***** Rows *****
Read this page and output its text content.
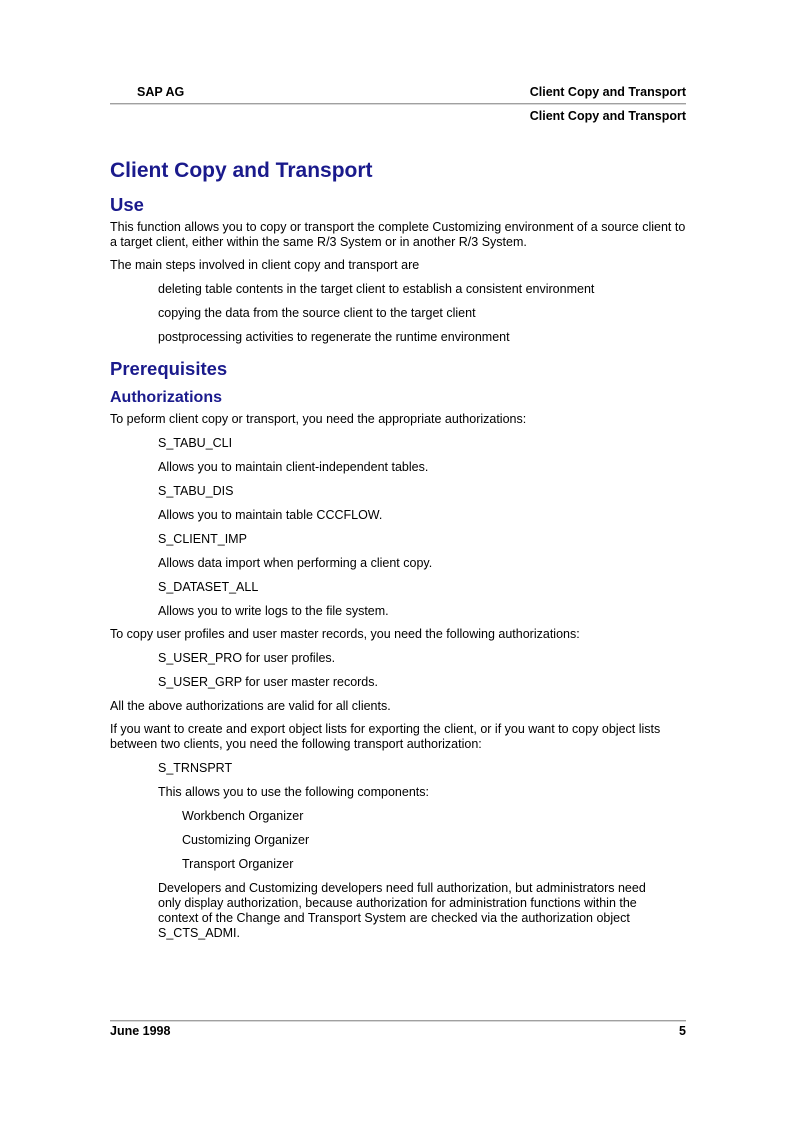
SAP AG	Client Copy and Transport
Client Copy and Transport
Client Copy and Transport
Use

This function allows you to copy or transport the complete Customizing environment of a source client to a target client, either within the same R/3 System or in another R/3 System.

The main steps involved in client copy and transport are

deleting table contents in the target client to establish a consistent environment

copying the data from the source client to the target client

postprocessing activities to regenerate the runtime environment

Prerequisites
Authorizations

To peform client copy or transport, you need the appropriate authorizations:

S_TABU_CLI

Allows you to maintain client-independent tables.

S_TABU_DIS

Allows you to maintain table CCCFLOW.

S_CLIENT_IMP

Allows data import when performing a client copy.

S_DATASET_ALL

Allows you to write logs to the file system.

To copy user profiles and user master records, you need the following authorizations:

S_USER_PRO for user profiles.

S_USER_GRP for user master records.

All the above authorizations are valid for all clients.

If you want to create and export object lists for exporting the client, or if you want to copy object lists between two clients, you need the following transport authorization:

S_TRNSPRT

This allows you to use the following components:

Workbench Organizer

Customizing Organizer

Transport Organizer

Developers and Customizing developers need full authorization, but administrators need only display authorization, because authorization for administration functions within the context of the Change and Transport System are checked via the authorization object S_CTS_ADMI.

June 1998	5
*****
## Stated problem
Pick out all the lines with the word "target" in them and copy them.

## Result
This function allows you to copy or transport the complete Customizing environment of a source client to a target client, either within the same R/3 System or in another R/3 System.
deleting table contents in the target client to establish a consistent environment
copying the data from the source client to the target client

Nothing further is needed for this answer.